Work to do: Look through the listing and locate every line containing the word "relative"; copy those lines.

Input rows:
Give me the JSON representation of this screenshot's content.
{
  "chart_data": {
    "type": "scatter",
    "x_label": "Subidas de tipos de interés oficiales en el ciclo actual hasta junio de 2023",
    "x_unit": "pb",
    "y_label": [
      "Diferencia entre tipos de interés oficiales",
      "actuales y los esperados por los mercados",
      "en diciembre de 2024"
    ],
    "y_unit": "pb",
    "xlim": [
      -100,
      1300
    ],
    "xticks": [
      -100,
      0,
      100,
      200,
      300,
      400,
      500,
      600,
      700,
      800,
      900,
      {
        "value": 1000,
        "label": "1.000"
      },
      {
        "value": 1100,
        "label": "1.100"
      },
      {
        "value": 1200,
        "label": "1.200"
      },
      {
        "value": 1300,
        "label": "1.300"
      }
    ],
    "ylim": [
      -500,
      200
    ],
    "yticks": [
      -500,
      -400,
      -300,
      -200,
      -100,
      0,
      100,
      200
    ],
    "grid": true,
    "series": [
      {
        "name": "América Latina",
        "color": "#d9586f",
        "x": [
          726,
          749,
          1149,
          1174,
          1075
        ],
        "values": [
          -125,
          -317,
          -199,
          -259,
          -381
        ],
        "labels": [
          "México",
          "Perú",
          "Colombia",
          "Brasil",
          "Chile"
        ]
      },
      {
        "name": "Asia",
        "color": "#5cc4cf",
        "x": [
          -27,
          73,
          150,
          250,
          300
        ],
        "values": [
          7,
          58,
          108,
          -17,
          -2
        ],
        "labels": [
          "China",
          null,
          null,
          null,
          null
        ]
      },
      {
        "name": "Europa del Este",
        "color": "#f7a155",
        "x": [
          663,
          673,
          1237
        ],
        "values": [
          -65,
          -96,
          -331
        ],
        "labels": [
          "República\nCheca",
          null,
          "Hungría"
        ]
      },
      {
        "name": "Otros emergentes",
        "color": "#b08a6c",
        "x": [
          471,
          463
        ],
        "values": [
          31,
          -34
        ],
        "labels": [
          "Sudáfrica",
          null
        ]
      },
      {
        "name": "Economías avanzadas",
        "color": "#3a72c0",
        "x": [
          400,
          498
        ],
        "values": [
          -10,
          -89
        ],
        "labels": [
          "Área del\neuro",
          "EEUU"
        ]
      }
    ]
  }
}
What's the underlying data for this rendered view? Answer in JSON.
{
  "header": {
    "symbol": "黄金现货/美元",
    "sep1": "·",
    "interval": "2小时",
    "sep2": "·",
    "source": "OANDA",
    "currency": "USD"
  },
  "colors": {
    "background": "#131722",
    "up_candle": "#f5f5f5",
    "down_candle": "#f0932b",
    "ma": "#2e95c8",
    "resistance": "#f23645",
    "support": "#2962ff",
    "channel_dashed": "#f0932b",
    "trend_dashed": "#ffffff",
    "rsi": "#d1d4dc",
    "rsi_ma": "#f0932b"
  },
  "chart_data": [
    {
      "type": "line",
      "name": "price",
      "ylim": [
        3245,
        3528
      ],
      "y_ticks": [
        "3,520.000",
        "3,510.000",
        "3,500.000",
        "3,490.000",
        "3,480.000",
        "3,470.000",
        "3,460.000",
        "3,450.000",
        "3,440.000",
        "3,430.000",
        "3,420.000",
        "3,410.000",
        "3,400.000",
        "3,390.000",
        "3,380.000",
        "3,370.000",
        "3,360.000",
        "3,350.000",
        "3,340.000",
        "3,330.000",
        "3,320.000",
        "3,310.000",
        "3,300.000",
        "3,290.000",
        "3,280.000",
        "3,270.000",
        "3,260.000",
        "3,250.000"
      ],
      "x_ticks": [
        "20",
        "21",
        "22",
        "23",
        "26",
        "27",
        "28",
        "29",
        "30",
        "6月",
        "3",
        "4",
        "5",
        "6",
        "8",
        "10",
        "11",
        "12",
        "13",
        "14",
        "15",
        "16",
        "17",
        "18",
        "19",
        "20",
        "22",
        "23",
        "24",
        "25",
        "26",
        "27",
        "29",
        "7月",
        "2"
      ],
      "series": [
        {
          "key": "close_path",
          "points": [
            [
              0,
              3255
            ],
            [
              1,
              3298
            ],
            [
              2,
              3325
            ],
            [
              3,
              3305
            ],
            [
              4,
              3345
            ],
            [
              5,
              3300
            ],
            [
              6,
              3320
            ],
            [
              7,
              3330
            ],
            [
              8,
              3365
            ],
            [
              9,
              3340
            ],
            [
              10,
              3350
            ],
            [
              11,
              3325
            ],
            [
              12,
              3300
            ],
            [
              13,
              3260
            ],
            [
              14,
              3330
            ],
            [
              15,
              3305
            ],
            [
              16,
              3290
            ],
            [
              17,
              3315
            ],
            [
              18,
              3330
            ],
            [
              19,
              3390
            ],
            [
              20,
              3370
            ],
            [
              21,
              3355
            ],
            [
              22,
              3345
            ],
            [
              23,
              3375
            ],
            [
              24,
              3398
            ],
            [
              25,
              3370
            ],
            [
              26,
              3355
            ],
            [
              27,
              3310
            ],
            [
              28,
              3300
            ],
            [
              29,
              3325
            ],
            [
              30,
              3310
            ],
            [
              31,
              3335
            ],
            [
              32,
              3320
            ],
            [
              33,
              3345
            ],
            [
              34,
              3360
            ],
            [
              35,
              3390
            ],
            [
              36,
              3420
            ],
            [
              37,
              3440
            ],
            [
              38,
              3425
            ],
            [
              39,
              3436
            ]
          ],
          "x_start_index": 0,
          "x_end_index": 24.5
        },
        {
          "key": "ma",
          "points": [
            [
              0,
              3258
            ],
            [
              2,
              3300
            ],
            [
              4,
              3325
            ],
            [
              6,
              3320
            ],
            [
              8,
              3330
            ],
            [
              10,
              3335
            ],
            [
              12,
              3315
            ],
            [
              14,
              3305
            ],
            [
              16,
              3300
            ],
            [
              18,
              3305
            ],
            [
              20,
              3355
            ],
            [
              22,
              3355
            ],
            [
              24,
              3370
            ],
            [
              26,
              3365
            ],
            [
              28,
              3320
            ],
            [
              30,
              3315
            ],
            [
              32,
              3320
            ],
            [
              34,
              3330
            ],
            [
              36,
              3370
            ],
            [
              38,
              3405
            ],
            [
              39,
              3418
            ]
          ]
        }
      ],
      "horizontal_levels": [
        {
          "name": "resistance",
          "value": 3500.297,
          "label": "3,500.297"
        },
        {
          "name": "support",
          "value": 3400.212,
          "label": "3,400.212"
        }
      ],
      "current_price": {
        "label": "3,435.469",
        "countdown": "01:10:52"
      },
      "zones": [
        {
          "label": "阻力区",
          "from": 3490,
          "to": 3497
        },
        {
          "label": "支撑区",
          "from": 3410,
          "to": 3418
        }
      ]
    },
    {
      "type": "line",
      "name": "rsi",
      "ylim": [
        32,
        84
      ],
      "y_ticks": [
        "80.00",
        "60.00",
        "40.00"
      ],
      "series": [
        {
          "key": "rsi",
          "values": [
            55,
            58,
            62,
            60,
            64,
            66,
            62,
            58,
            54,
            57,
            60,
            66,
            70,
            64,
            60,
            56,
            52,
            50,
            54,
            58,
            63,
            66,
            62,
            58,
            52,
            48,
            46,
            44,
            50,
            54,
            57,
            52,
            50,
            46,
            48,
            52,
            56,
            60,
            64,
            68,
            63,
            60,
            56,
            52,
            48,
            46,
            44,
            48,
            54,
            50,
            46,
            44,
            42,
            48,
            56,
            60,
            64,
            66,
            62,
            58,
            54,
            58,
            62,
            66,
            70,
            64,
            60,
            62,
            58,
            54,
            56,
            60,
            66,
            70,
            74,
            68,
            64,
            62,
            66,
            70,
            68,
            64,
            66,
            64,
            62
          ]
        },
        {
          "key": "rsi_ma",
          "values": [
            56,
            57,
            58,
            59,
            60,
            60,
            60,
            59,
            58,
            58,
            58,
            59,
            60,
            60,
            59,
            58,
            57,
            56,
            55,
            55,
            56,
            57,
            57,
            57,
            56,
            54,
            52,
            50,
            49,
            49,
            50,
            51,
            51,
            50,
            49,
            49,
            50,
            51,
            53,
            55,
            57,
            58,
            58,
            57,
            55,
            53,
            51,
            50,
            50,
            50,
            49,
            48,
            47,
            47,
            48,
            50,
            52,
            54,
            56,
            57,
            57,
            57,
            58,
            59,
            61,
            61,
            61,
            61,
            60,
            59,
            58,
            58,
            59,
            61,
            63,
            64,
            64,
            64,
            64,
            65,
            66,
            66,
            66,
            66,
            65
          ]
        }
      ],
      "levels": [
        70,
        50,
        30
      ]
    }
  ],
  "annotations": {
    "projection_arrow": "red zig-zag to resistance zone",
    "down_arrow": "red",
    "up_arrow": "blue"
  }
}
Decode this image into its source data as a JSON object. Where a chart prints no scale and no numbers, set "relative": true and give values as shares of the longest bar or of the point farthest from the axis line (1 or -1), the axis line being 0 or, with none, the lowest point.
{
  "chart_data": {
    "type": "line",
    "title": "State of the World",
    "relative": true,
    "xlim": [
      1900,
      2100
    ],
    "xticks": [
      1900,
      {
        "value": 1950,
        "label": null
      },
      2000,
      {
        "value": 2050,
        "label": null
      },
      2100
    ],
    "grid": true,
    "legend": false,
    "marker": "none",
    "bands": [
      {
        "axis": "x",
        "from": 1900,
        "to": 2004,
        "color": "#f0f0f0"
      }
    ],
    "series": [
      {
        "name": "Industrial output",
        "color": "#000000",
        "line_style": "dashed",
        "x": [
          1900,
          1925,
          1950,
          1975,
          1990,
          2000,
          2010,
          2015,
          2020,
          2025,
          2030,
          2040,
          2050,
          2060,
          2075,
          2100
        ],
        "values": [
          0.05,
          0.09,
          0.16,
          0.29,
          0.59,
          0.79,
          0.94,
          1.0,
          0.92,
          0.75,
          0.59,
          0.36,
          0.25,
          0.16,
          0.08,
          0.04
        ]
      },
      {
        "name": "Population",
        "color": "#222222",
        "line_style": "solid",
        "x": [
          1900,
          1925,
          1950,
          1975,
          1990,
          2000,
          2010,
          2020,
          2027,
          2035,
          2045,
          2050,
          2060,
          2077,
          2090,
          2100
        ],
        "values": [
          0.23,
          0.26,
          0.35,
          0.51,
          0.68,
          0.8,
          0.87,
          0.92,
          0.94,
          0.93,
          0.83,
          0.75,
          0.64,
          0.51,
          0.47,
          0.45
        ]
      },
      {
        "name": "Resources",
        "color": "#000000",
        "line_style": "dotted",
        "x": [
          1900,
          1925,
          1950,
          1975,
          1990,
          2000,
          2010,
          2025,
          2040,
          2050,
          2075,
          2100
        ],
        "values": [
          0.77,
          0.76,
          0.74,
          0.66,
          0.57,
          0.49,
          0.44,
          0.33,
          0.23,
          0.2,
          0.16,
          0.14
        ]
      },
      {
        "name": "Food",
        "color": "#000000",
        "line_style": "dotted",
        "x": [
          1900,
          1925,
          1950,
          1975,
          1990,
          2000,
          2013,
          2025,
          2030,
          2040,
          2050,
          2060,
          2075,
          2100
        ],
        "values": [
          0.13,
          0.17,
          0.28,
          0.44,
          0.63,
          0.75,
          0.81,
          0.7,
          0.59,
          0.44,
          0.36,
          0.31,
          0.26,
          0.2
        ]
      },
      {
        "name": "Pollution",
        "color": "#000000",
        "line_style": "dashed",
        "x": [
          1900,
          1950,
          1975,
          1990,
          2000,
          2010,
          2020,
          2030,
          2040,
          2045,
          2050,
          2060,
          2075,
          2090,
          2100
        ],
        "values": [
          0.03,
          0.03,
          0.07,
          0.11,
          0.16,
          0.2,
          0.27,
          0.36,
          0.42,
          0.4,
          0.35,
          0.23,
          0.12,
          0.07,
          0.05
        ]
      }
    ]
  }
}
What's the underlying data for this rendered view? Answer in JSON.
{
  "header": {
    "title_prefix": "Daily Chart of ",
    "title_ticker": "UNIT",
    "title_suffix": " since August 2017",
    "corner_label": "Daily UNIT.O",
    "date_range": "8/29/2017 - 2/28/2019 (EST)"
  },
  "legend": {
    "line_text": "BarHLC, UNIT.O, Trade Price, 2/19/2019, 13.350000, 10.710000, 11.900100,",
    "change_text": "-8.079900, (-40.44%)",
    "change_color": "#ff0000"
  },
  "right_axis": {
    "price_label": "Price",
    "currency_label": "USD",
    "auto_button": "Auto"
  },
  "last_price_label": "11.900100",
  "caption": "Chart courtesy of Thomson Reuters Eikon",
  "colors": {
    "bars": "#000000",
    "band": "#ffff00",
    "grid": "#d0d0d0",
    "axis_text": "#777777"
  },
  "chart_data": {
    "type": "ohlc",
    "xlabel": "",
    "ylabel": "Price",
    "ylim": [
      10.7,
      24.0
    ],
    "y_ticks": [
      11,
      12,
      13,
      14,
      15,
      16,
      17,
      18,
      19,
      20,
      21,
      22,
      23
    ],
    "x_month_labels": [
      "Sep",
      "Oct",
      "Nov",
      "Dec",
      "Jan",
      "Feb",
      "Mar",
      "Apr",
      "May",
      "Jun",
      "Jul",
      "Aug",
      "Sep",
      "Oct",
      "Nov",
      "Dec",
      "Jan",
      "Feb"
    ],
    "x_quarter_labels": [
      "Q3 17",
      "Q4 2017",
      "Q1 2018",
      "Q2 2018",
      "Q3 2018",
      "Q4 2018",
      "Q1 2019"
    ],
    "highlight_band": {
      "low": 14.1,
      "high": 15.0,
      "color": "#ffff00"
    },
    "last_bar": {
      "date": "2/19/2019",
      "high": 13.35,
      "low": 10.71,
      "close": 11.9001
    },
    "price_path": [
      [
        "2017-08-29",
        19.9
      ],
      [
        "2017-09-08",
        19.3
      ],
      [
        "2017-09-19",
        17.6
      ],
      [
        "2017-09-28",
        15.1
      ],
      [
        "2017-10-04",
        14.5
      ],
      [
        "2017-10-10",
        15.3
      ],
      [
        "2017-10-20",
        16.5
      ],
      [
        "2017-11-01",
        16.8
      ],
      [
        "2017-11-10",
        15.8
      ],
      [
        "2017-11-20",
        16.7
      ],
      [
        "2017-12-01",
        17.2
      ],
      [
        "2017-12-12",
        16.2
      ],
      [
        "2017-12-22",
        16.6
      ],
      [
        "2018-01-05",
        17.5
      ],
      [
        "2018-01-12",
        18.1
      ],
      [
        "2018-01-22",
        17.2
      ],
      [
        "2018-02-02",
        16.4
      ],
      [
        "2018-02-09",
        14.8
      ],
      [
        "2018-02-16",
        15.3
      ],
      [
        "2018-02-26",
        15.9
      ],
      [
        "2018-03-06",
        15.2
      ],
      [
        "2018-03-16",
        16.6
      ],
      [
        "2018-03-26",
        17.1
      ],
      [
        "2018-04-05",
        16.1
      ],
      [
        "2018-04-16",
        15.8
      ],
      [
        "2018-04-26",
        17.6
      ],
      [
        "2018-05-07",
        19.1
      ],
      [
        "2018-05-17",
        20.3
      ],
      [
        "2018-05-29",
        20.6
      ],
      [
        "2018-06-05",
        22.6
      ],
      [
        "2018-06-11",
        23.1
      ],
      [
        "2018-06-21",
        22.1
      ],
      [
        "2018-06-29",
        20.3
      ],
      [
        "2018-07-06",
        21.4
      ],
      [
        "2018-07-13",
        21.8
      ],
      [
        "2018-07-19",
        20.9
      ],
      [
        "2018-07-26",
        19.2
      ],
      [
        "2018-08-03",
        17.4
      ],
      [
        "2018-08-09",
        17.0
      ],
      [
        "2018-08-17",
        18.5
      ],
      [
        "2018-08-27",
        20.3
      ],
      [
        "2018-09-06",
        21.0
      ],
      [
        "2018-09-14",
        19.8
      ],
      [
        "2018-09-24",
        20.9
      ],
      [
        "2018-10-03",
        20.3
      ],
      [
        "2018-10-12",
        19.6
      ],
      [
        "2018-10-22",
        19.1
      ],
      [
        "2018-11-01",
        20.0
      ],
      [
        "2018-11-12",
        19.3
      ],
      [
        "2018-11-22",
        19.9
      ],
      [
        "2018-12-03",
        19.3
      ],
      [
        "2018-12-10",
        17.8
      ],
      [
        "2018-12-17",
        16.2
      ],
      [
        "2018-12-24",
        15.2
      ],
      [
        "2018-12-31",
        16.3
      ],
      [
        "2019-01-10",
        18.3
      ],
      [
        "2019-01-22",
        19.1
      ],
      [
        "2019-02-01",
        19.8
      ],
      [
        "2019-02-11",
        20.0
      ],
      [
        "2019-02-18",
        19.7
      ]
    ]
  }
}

Solution to this problem:
Decode this image into its source data as a JSON object. Where a chart prints no scale and no numbers, set "relative": true and give values as shares of the longest bar or of the point farthest from the axis line (1 or -1), the axis line being 0 or, with none, the lowest point.
    "relative": true,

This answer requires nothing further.